On 10-08-10 07:16, Rob Lanphier wrote:
At any rate, there are a couple of problems with the way that it works:
- Once we saturate the NIC on the logging machine, the quality of
our sampling degrades pretty rapidly. We've generally had a problem with that over the past few months.
As already stated elsewhere, we didn't really saturate any NICs, just some socket buffers. Because of the large number of configured log pipes, the software (udp2log) could not empty the socket buffers fast enough.
If this were your typical commercial operation, the answer would be "why aren't you just logging into Streambase?" (or some other data warehousing storage solution). I'm not suggesting that we do that (or even look at any of the solutions that bill themselves as open source alternatives), since, while our needs are increasing, we still aren't planning to be anywhere near as sophisticated as a lot of data tracking orgs. Still, it's worth asking questions about our existing setup. Should we be looking optimize our existing single-box setup, extending our software to have multi-node collection, or looking at a whole new collection strategy?
Besides the ideas that are currently being kicked around of improving or rewriting the udp log collection software, there's also always the short-term, easy option of sending a multicast UDP stream, and having multiple collectors with distinct log pipes setup. E.g. one machine for the sampled logging, and another, independent machine to do all the special purpose log streams. I do like more efficient software solutions rather than throwing more iron at the problem, though. :)

Data rows ▸
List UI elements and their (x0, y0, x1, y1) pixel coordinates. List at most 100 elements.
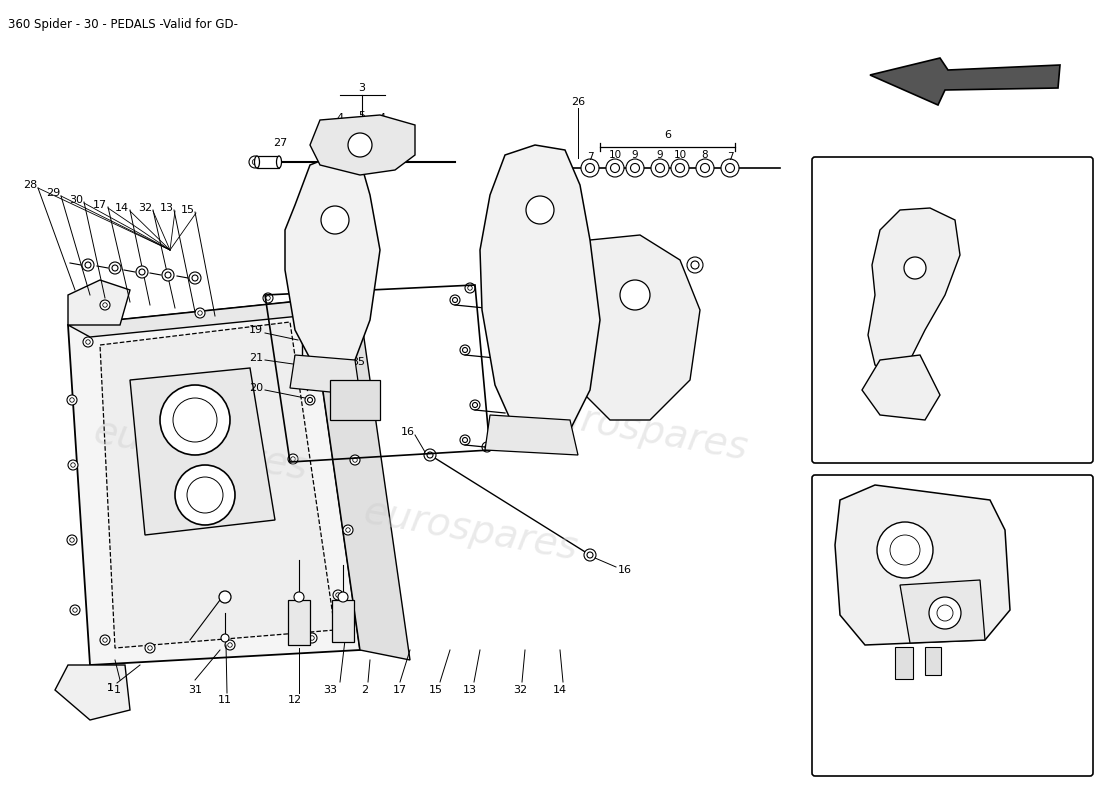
Ellipse shape (1011, 243, 1015, 253)
Text: eurospares: eurospares (360, 493, 580, 567)
Text: 15: 15 (182, 205, 195, 215)
Ellipse shape (990, 243, 996, 253)
Circle shape (100, 635, 110, 645)
Text: 29: 29 (46, 188, 60, 198)
Circle shape (294, 592, 304, 602)
Text: 1: 1 (113, 685, 121, 695)
Polygon shape (870, 58, 1060, 105)
Polygon shape (868, 208, 960, 375)
Polygon shape (485, 415, 578, 455)
Circle shape (925, 492, 935, 502)
Circle shape (651, 159, 669, 177)
Polygon shape (285, 155, 380, 375)
Circle shape (822, 246, 840, 264)
Circle shape (904, 257, 926, 279)
Text: 12: 12 (288, 695, 302, 705)
Circle shape (972, 235, 988, 251)
Text: 26: 26 (1070, 265, 1085, 275)
Circle shape (175, 465, 235, 525)
Text: 17: 17 (92, 200, 107, 210)
Circle shape (109, 262, 121, 274)
Text: 25: 25 (1068, 220, 1082, 230)
Circle shape (82, 337, 94, 347)
Text: 9: 9 (657, 150, 663, 160)
Text: 23: 23 (836, 230, 850, 240)
Text: eurospares: eurospares (90, 413, 310, 487)
Bar (895, 647, 913, 679)
Polygon shape (310, 115, 415, 175)
Circle shape (346, 390, 358, 400)
FancyBboxPatch shape (812, 475, 1093, 776)
Bar (330, 380, 380, 420)
Polygon shape (100, 322, 336, 648)
Text: 14: 14 (114, 203, 129, 213)
Circle shape (482, 442, 492, 452)
Circle shape (263, 293, 273, 303)
Polygon shape (572, 235, 700, 420)
Text: 26: 26 (571, 97, 585, 107)
Circle shape (877, 522, 933, 578)
Text: 7: 7 (586, 152, 593, 162)
Circle shape (980, 518, 990, 528)
Ellipse shape (276, 156, 282, 168)
Circle shape (136, 266, 149, 278)
Text: 3: 3 (359, 83, 365, 93)
Polygon shape (130, 368, 275, 535)
Circle shape (68, 460, 78, 470)
Text: 14: 14 (553, 685, 568, 695)
Circle shape (189, 272, 201, 284)
Text: 6: 6 (664, 130, 671, 140)
Text: 26: 26 (817, 185, 832, 195)
Text: 32: 32 (138, 203, 152, 213)
Text: 16: 16 (402, 427, 415, 437)
Circle shape (343, 525, 353, 535)
Text: 7: 7 (727, 152, 734, 162)
Text: Valid till Car Ass. Nr. 40323: Valid till Car Ass. Nr. 40323 (857, 753, 1048, 766)
Text: 23: 23 (962, 223, 977, 233)
Circle shape (626, 159, 644, 177)
Circle shape (1053, 258, 1067, 272)
Circle shape (350, 455, 360, 465)
Circle shape (136, 388, 144, 396)
Circle shape (249, 156, 261, 168)
Ellipse shape (1012, 251, 1018, 261)
Circle shape (842, 243, 860, 261)
Bar (288, 600, 310, 645)
Circle shape (67, 395, 77, 405)
Circle shape (636, 258, 652, 274)
Circle shape (450, 295, 460, 305)
Bar (332, 600, 354, 642)
Polygon shape (68, 280, 130, 325)
Circle shape (67, 535, 77, 545)
Text: 10: 10 (608, 150, 622, 160)
Circle shape (162, 269, 174, 281)
Bar (257, 156, 279, 168)
Circle shape (243, 377, 251, 385)
Text: 21: 21 (249, 353, 263, 363)
Polygon shape (480, 145, 600, 440)
Circle shape (671, 159, 689, 177)
Circle shape (226, 640, 235, 650)
Circle shape (333, 590, 343, 600)
Circle shape (925, 585, 965, 625)
Text: 27: 27 (273, 138, 287, 148)
Circle shape (343, 333, 353, 343)
Text: 33: 33 (323, 685, 337, 695)
Circle shape (592, 262, 608, 278)
Text: 19: 19 (249, 325, 263, 335)
Circle shape (338, 592, 348, 602)
Circle shape (424, 449, 436, 461)
Text: 30: 30 (69, 195, 82, 205)
Circle shape (352, 122, 368, 138)
Circle shape (987, 598, 997, 608)
Polygon shape (862, 355, 940, 420)
Polygon shape (290, 355, 360, 395)
Text: 24: 24 (911, 187, 925, 197)
Text: 13: 13 (463, 685, 477, 695)
Circle shape (288, 454, 298, 464)
Circle shape (372, 124, 388, 140)
Circle shape (360, 395, 370, 405)
Text: F1: F1 (942, 438, 962, 453)
Bar (1015, 251, 1031, 261)
Text: 32: 32 (513, 685, 527, 695)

Aim 1 ▸
In the logging post, answer these:
(a) What does the reply say was actually saturated instead of the NICs?
(b) Which software could not empty the socket buffers fast enough, and why?
(c) What short-term, easy option does the last paragraph mention?
Aim 2 ▸
Copy the logging post word for word from "As already stated" to "new collection strategy?".

Task answer 1 ▸
(a) Some socket buffers were saturated, not any NICs.
(b) The udp2log software couldn't empty them fast enough because of the large number of configured log pipes.
(c) Sending a multicast UDP stream and having multiple collectors with distinct log pipes set up.

Task answer 2 ▸
As already stated elsewhere, we didn't really saturate any NICs, just some socket buffers. Because of the large number of configured log pipes, the software (udp2log) could not empty the socket buffers fast enough.
If this were your typical commercial operation, the answer would be "why aren't you just logging into Streambase?" (or some other data warehousing storage solution). I'm not suggesting that we do that (or even look at any of the solutions that bill themselves as open source alternatives), since, while our needs are increasing, we still aren't planning to be anywhere near as sophisticated as a lot of data tracking orgs. Still, it's worth asking questions about our existing setup. Should we be looking optimize our existing single-box setup, extending our software to have multi-node collection, or looking at a whole new collection strategy?